::: Record excerpts

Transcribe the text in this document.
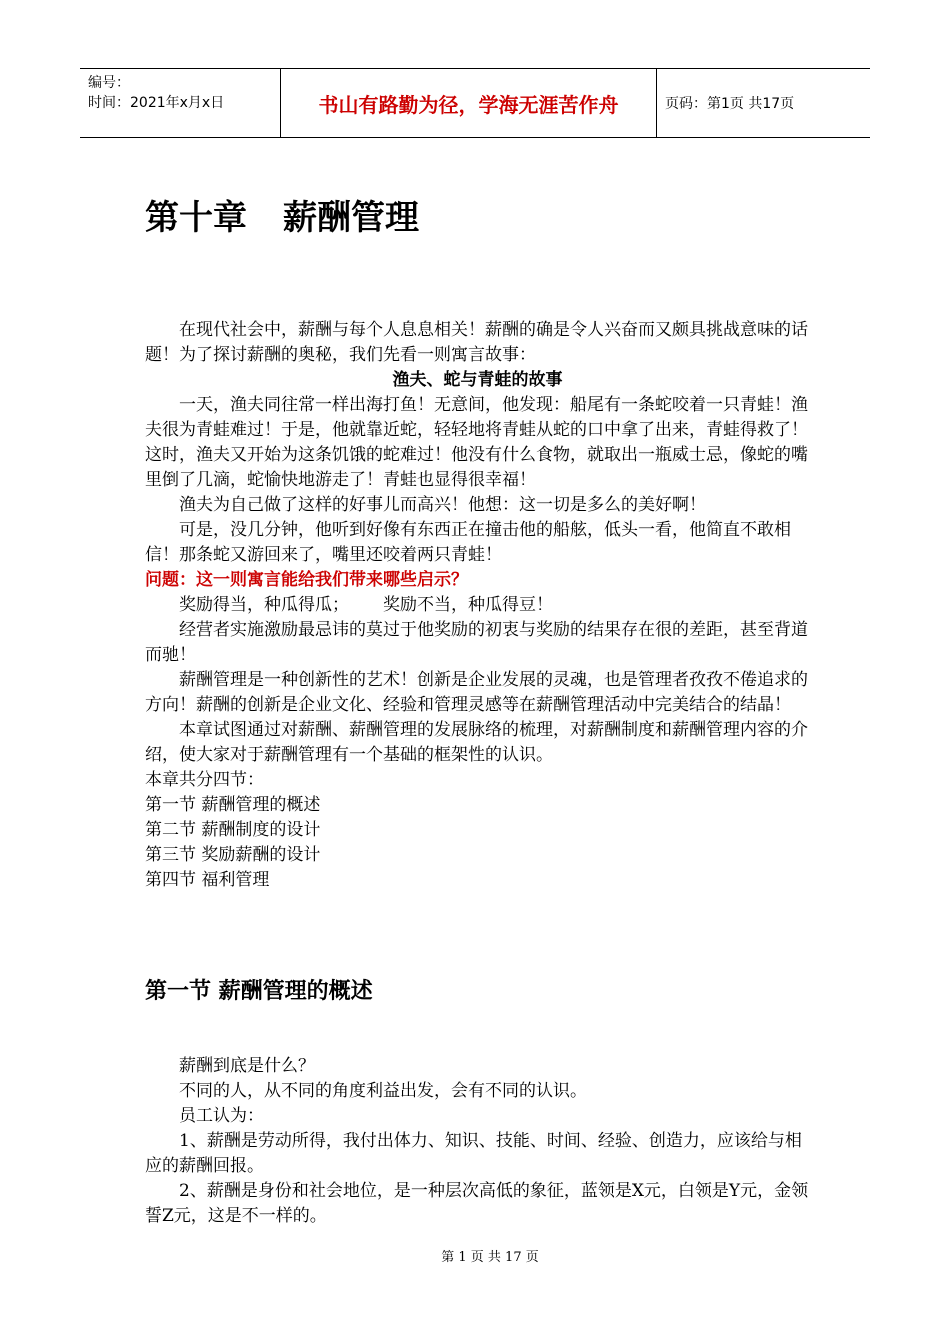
编号：
时间：2021年x月x日	书山有路勤为径，学海无涯苦作舟	页码：第1页 共17页
第十章 薪酬管理

在现代社会中，薪酬与每个人息息相关！薪酬的确是令人兴奋而又颇具挑战意味的话题！为了探讨薪酬的奥秘，我们先看一则寓言故事：

渔夫、蛇与青蛙的故事

一天，渔夫同往常一样出海打鱼！无意间，他发现：船尾有一条蛇咬着一只青蛙！渔夫很为青蛙难过！于是，他就靠近蛇，轻轻地将青蛙从蛇的口中拿了出来，青蛙得救了！这时，渔夫又开始为这条饥饿的蛇难过！他没有什么食物，就取出一瓶威士忌，像蛇的嘴里倒了几滴，蛇愉快地游走了！青蛙也显得很幸福！

渔夫为自己做了这样的好事儿而高兴！他想：这一切是多么的美好啊！

可是，没几分钟，他听到好像有东西正在撞击他的船舷，低头一看，他简直不敢相信！那条蛇又游回来了，嘴里还咬着两只青蛙！

问题：这一则寓言能给我们带来哪些启示？

奖励得当，种瓜得瓜； 奖励不当，种瓜得豆！

经营者实施激励最忌讳的莫过于他奖励的初衷与奖励的结果存在很的差距，甚至背道而驰！

薪酬管理是一种创新性的艺术！创新是企业发展的灵魂，也是管理者孜孜不倦追求的方向！薪酬的创新是企业文化、经验和管理灵感等在薪酬管理活动中完美结合的结晶！

本章试图通过对薪酬、薪酬管理的发展脉络的梳理，对薪酬制度和薪酬管理内容的介绍，使大家对于薪酬管理有一个基础的框架性的认识。

本章共分四节：

第一节 薪酬管理的概述

第二节 薪酬制度的设计

第三节 奖励薪酬的设计

第四节 福利管理

第一节 薪酬管理的概述

薪酬到底是什么？

不同的人，从不同的角度利益出发，会有不同的认识。

员工认为：

1、薪酬是劳动所得，我付出体力、知识、技能、时间、经验、创造力，应该给与相应的薪酬回报。

2、薪酬是身份和社会地位，是一种层次高低的象征，蓝领是X元，白领是Y元，金领誓Z元，这是不一样的。

第 1 页 共 17 页
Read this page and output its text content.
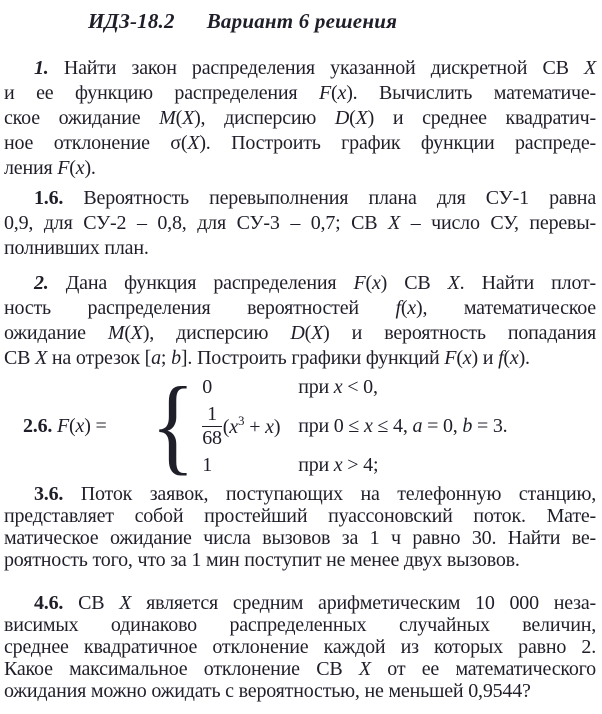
ИДЗ-18.2 Вариант 6 решения
1. Найти закон распределения указанной дискретной СВ X
и ее функцию распределения F(x). Вычислить математиче-
ское ожидание M(X), дисперсию D(X) и среднее квадратич-
ное отклонение σ(X). Построить график функции распреде-
ления F(x).
1.6. Вероятность перевыполнения плана для СУ-1 равна
0,9, для СУ-2 – 0,8, для СУ-3 – 0,7; СВ X – число СУ, перевы-
полнивших план.
2. Дана функция распределения F(x) СВ X. Найти плот-
ность распределения вероятностей f(x), математическое
ожидание M(X), дисперсию D(X) и вероятность попадания
СВ X на отрезок [a; b]. Построить графики функций F(x) и f(x).
2.6. F(x) = { 0	при x < 0,
$\frac{1}{68} (x^3 + x)$ при 0 ≤ x ≤ 4, a = 0, b = 3.
1	при x > 4;
3.6. Поток заявок, поступающих на телефонную станцию,
представляет собой простейший пуассоновский поток. Мате-
матическое ожидание числа вызовов за 1 ч равно 30. Найти ве-
роятность того, что за 1 мин поступит не менее двух вызовов.
4.6. СВ X является средним арифметическим 10 000 неза-
висимых одинаково распределенных случайных величин,
среднее квадратичное отклонение каждой из которых равно 2.
Какое максимальное отклонение СВ X от ее математического
ожидания можно ожидать с вероятностью, не меньшей 0,9544?
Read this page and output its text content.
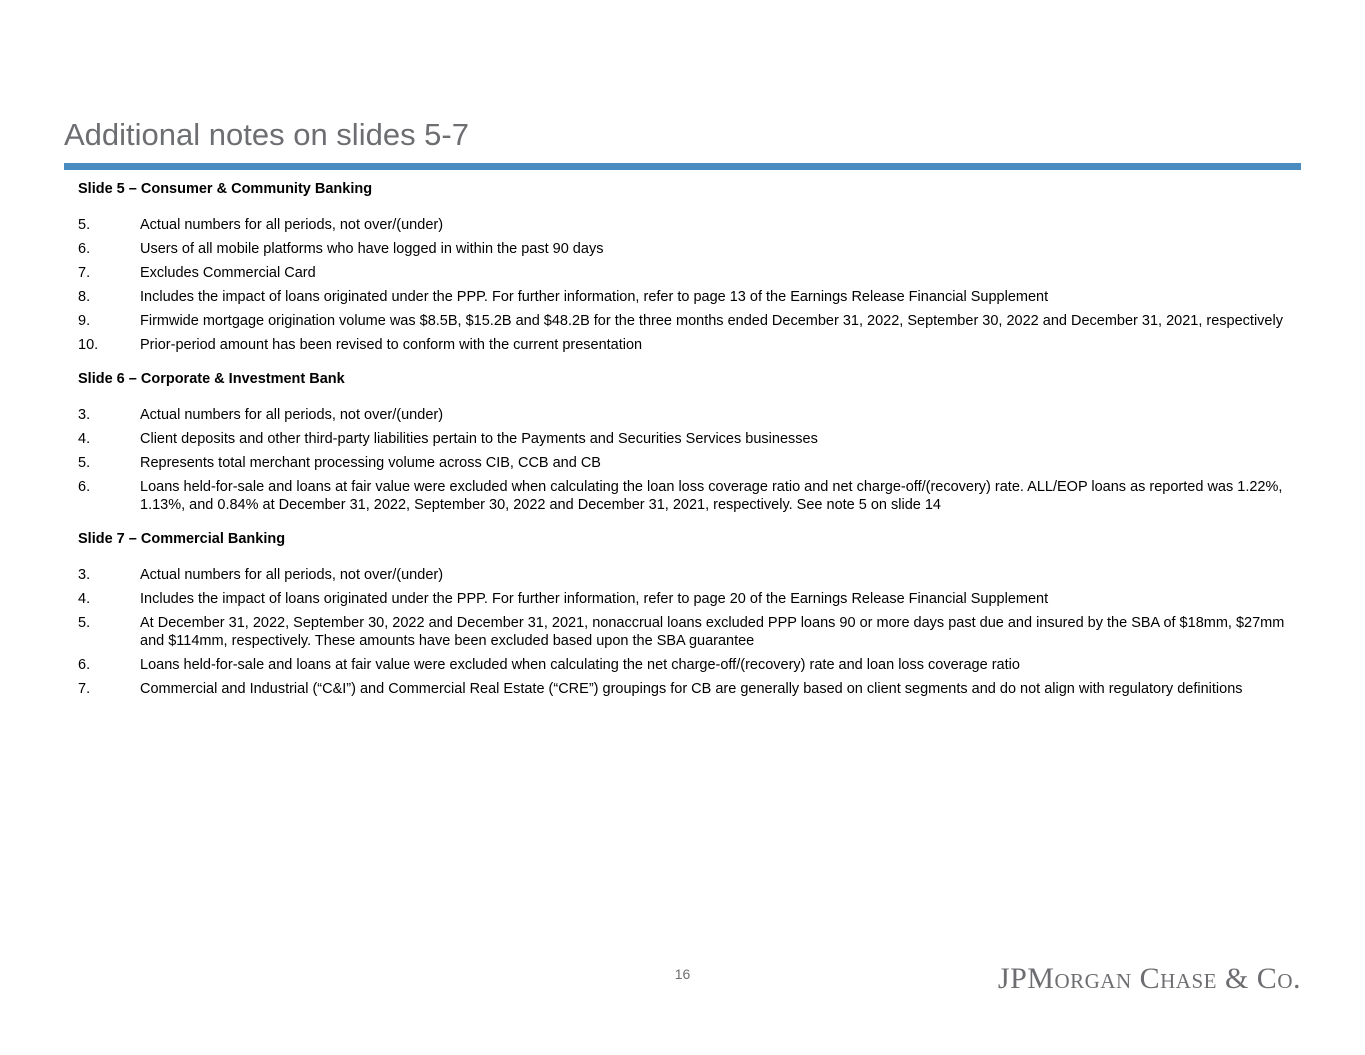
Additional notes on slides 5-7
Slide 5 – Consumer & Community Banking
5.	Actual numbers for all periods, not over/(under)
6.	Users of all mobile platforms who have logged in within the past 90 days
7.	Excludes Commercial Card
8.	Includes the impact of loans originated under the PPP. For further information, refer to page 13 of the Earnings Release Financial Supplement
9.	Firmwide mortgage origination volume was $8.5B, $15.2B and $48.2B for the three months ended December 31, 2022, September 30, 2022 and December 31, 2021, respectively
10.	Prior-period amount has been revised to conform with the current presentation
Slide 6 – Corporate & Investment Bank
3.	Actual numbers for all periods, not over/(under)
4.	Client deposits and other third-party liabilities pertain to the Payments and Securities Services businesses
5.	Represents total merchant processing volume across CIB, CCB and CB
6.	Loans held-for-sale and loans at fair value were excluded when calculating the loan loss coverage ratio and net charge-off/(recovery) rate. ALL/EOP loans as reported was 1.22%, 1.13%, and 0.84% at December 31, 2022, September 30, 2022 and December 31, 2021, respectively. See note 5 on slide 14
Slide 7 – Commercial Banking
3.	Actual numbers for all periods, not over/(under)
4.	Includes the impact of loans originated under the PPP. For further information, refer to page 20 of the Earnings Release Financial Supplement
5.	At December 31, 2022, September 30, 2022 and December 31, 2021, nonaccrual loans excluded PPP loans 90 or more days past due and insured by the SBA of $18mm, $27mm and $114mm, respectively. These amounts have been excluded based upon the SBA guarantee
6.	Loans held-for-sale and loans at fair value were excluded when calculating the net charge-off/(recovery) rate and loan loss coverage ratio
7.	Commercial and Industrial (“C&I”) and Commercial Real Estate (“CRE”) groupings for CB are generally based on client segments and do not align with regulatory definitions
16	JPMORGAN CHASE & CO.
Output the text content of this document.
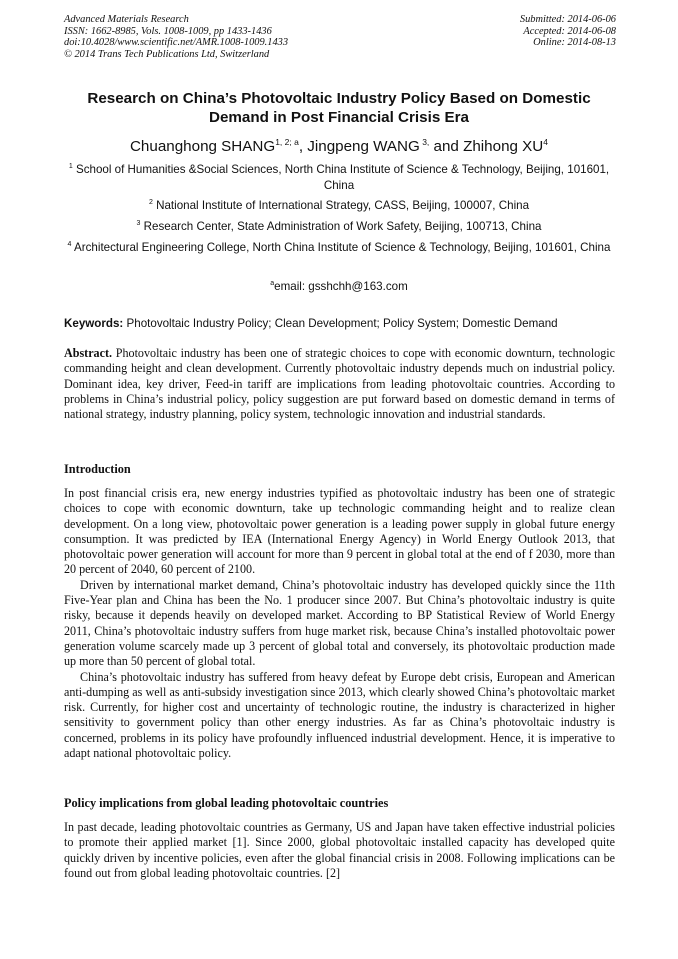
Advanced Materials Research
ISSN: 1662-8985, Vols. 1008-1009, pp 1433-1436
doi:10.4028/www.scientific.net/AMR.1008-1009.1433
© 2014 Trans Tech Publications Ltd, Switzerland
Submitted: 2014-06-06
Accepted: 2014-06-08
Online: 2014-08-13
Research on China’s Photovoltaic Industry Policy Based on Domestic Demand in Post Financial Crisis Era
Chuanghong SHANG$^{1, 2; a}$, Jingpeng WANG $^{3,}$ and Zhihong $XU^4$
$^1$ School of Humanities &Social Sciences, North China Institute of Science & Technology, Beijing, 101601, China
$^2$ National Institute of International Strategy, CASS, Beijing, 100007, China
$^3$ Research Center, State Administration of Work Safety, Beijing, 100713, China
$^4$ Architectural Engineering College, North China Institute of Science & Technology, Beijing, 101601, China
$^a$email: gsshchh@163.com
Keywords: Photovoltaic Industry Policy; Clean Development; Policy System; Domestic Demand

Abstract. Photovoltaic industry has been one of strategic choices to cope with economic downturn, technologic commanding height and clean development. Currently photovoltaic industry depends much on industrial policy. Dominant idea, key driver, Feed-in tariff are implications from leading photovoltaic countries. According to problems in China’s industrial policy, policy suggestion are put forward based on domestic demand in terms of national strategy, industry planning, policy system, technologic innovation and industrial standards.

Introduction

In post financial crisis era, new energy industries typified as photovoltaic industry has been one of strategic choices to cope with economic downturn, take up technologic commanding height and to realize clean development. On a long view, photovoltaic power generation is a leading power supply in global future energy consumption. It was predicted by IEA (International Energy Agency) in World Energy Outlook 2013, that photovoltaic power generation will account for more than 9 percent in global total at the end of f 2030, more than 20 percent of 2040, 60 percent of 2100.

Driven by international market demand, China’s photovoltaic industry has developed quickly since the 11th Five-Year plan and China has been the No. 1 producer since 2007. But China’s photovoltaic industry is quite risky, because it depends heavily on developed market. According to BP Statistical Review of World Energy 2011, China’s photovoltaic industry suffers from huge market risk, because China’s installed photovoltaic power generation volume scarcely made up 3 percent of global total and conversely, its photovoltaic production made up more than 50 percent of global total.

China’s photovoltaic industry has suffered from heavy defeat by Europe debt crisis, European and American anti-dumping as well as anti-subsidy investigation since 2013, which clearly showed China’s photovoltaic market risk. Currently, for higher cost and uncertainty of technologic routine, the industry is characterized in higher sensitivity to government policy than other energy industries. As far as China’s photovoltaic industry is concerned, problems in its policy have profoundly influenced industrial development. Hence, it is imperative to adapt national photovoltaic policy.

Policy implications from global leading photovoltaic countries

In past decade, leading photovoltaic countries as Germany, US and Japan have taken effective industrial policies to promote their applied market [1]. Since 2000, global photovoltaic installed capacity has developed quite quickly driven by incentive policies, even after the global financial crisis in 2008. Following implications can be found out from global leading photovoltaic countries. [2]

::::::

List every line from the entries above in which "text" appears.

_Result of the task_:
Transcribe the text in this document.
Read this page and output its text content.
Read this page and output its text content.
Output the text content of this document.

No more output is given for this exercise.